━━━ Information given
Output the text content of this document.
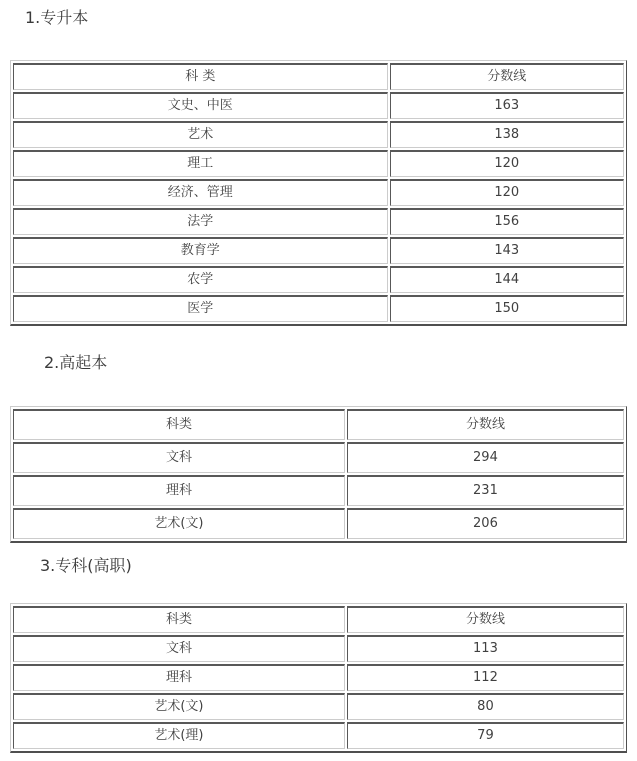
1.专升本
科 类	分数线
文史、中医	163
艺术	138
理工	120
经济、管理	120
法学	156
教育学	143
农学	144
医学	150
2.高起本
科类	分数线
文科	294
理科	231
艺术(文)	206
3.专科(高职)
科类	分数线
文科	113
理科	112
艺术(文)	80
艺术(理)	79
━━━━━━
### Problem statement
Transcribe the listing in full and omit the pictures.

### Worked solution
Output the text content of this document.
1.专升本
科 类	分数线
文史、中医	163
艺术	138
理工	120
经济、管理	120
法学	156
教育学	143
农学	144
医学	150
2.高起本
科类	分数线
文科	294
理科	231
艺术(文)	206
3.专科(高职)
科类	分数线
文科	113
理科	112
艺术(文)	80
艺术(理)	79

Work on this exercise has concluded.